[Stored data]
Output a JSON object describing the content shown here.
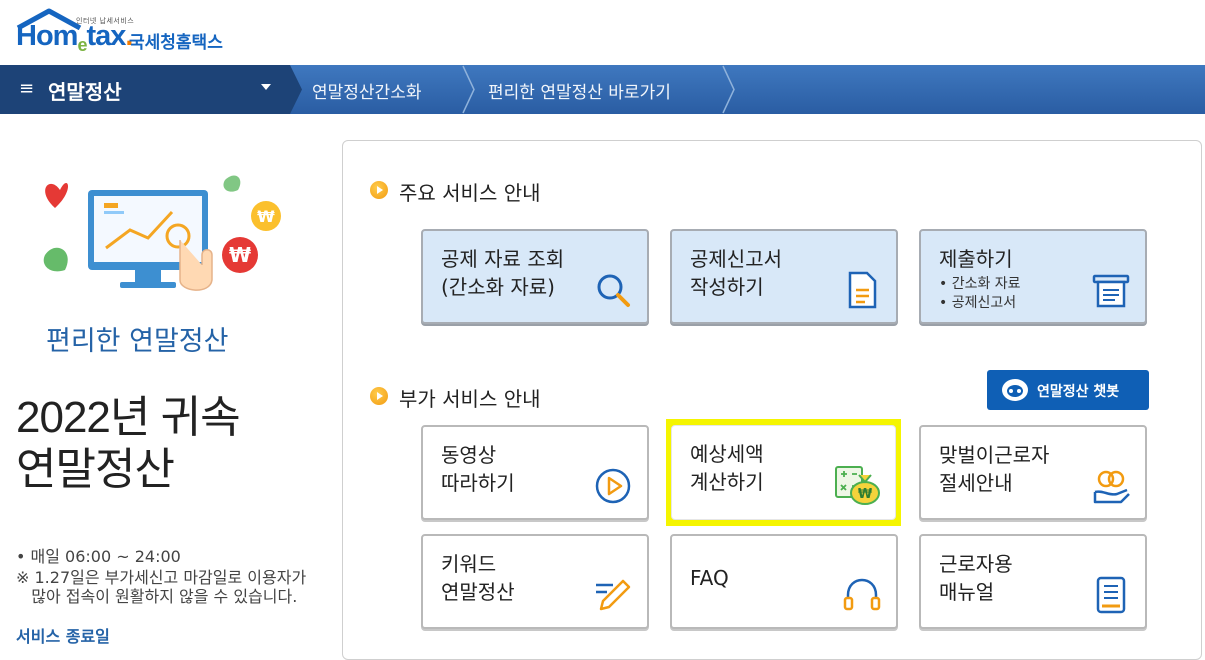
{
  "header": {
    "logo_sub": "인터넷 납세서비스",
    "logo_word_1": "Hom",
    "logo_word_e": "e",
    "logo_word_2": "tax",
    "logo_dot": ".",
    "logo_ko": "국세청홈택스"
  },
  "nav": {
    "menu_icon": "≡",
    "menu_title": "연말정산",
    "links": [
      "연말정산간소화",
      "편리한 연말정산 바로가기"
    ]
  },
  "left": {
    "subtitle": "편리한 연말정산",
    "title_line1": "2022년 귀속",
    "title_line2": "연말정산",
    "hours": "• 매일 06:00  ~ 24:00",
    "notice_line1": "※ 1.27일은 부가세신고 마감일로 이용자가",
    "notice_line2": "   많아 접속이 원활하지 않을 수 있습니다.",
    "service_end": "서비스 종료일"
  },
  "main_services": {
    "title": "주요 서비스 안내",
    "cards": [
      {
        "line1": "공제 자료 조회",
        "line2": "(간소화 자료)",
        "icon": "search-icon"
      },
      {
        "line1": "공제신고서",
        "line2": "작성하기",
        "icon": "document-icon"
      },
      {
        "line1": "제출하기",
        "bullets": [
          "• 간소화 자료",
          "• 공제신고서"
        ],
        "icon": "submit-icon"
      }
    ]
  },
  "extra_services": {
    "title": "부가 서비스 안내",
    "chatbot_label": "연말정산 챗봇",
    "cards": [
      {
        "line1": "동영상",
        "line2": "따라하기",
        "icon": "play-icon"
      },
      {
        "line1": "예상세액",
        "line2": "계산하기",
        "icon": "calculator-money-icon"
      },
      {
        "line1": "맞벌이근로자",
        "line2": "절세안내",
        "icon": "couple-hand-icon"
      },
      {
        "line1": "키워드",
        "line2": "연말정산",
        "icon": "pencil-icon"
      },
      {
        "line1": "FAQ",
        "icon": "headset-icon"
      },
      {
        "line1": "근로자용",
        "line2": "매뉴얼",
        "icon": "manual-icon"
      }
    ]
  },
  "colors": {
    "brand_blue": "#1565c0",
    "nav_dark": "#1d4377",
    "nav_bar": "#2f66ab",
    "highlight": "#f5f500",
    "accent_orange": "#f29b11"
  }
}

### Problem details
Set the entries down again exactly. Do not include the images.

### Correct answer
Output a JSON object describing the content shown here.
{
  "header": {
    "logo_sub": "인터넷 납세서비스",
    "logo_word_1": "Hom",
    "logo_word_e": "e",
    "logo_word_2": "tax",
    "logo_dot": ".",
    "logo_ko": "국세청홈택스"
  },
  "nav": {
    "menu_icon": "≡",
    "menu_title": "연말정산",
    "links": [
      "연말정산간소화",
      "편리한 연말정산 바로가기"
    ]
  },
  "left": {
    "subtitle": "편리한 연말정산",
    "title_line1": "2022년 귀속",
    "title_line2": "연말정산",
    "hours": "• 매일 06:00  ~ 24:00",
    "notice_line1": "※ 1.27일은 부가세신고 마감일로 이용자가",
    "notice_line2": "   많아 접속이 원활하지 않을 수 있습니다.",
    "service_end": "서비스 종료일"
  },
  "main_services": {
    "title": "주요 서비스 안내",
    "cards": [
      {
        "line1": "공제 자료 조회",
        "line2": "(간소화 자료)",
        "icon": "search-icon"
      },
      {
        "line1": "공제신고서",
        "line2": "작성하기",
        "icon": "document-icon"
      },
      {
        "line1": "제출하기",
        "bullets": [
          "• 간소화 자료",
          "• 공제신고서"
        ],
        "icon": "submit-icon"
      }
    ]
  },
  "extra_services": {
    "title": "부가 서비스 안내",
    "chatbot_label": "연말정산 챗봇",
    "cards": [
      {
        "line1": "동영상",
        "line2": "따라하기",
        "icon": "play-icon"
      },
      {
        "line1": "예상세액",
        "line2": "계산하기",
        "icon": "calculator-money-icon"
      },
      {
        "line1": "맞벌이근로자",
        "line2": "절세안내",
        "icon": "couple-hand-icon"
      },
      {
        "line1": "키워드",
        "line2": "연말정산",
        "icon": "pencil-icon"
      },
      {
        "line1": "FAQ",
        "icon": "headset-icon"
      },
      {
        "line1": "근로자용",
        "line2": "매뉴얼",
        "icon": "manual-icon"
      }
    ]
  },
  "colors": {
    "brand_blue": "#1565c0",
    "nav_dark": "#1d4377",
    "nav_bar": "#2f66ab",
    "highlight": "#f5f500",
    "accent_orange": "#f29b11"
  }
}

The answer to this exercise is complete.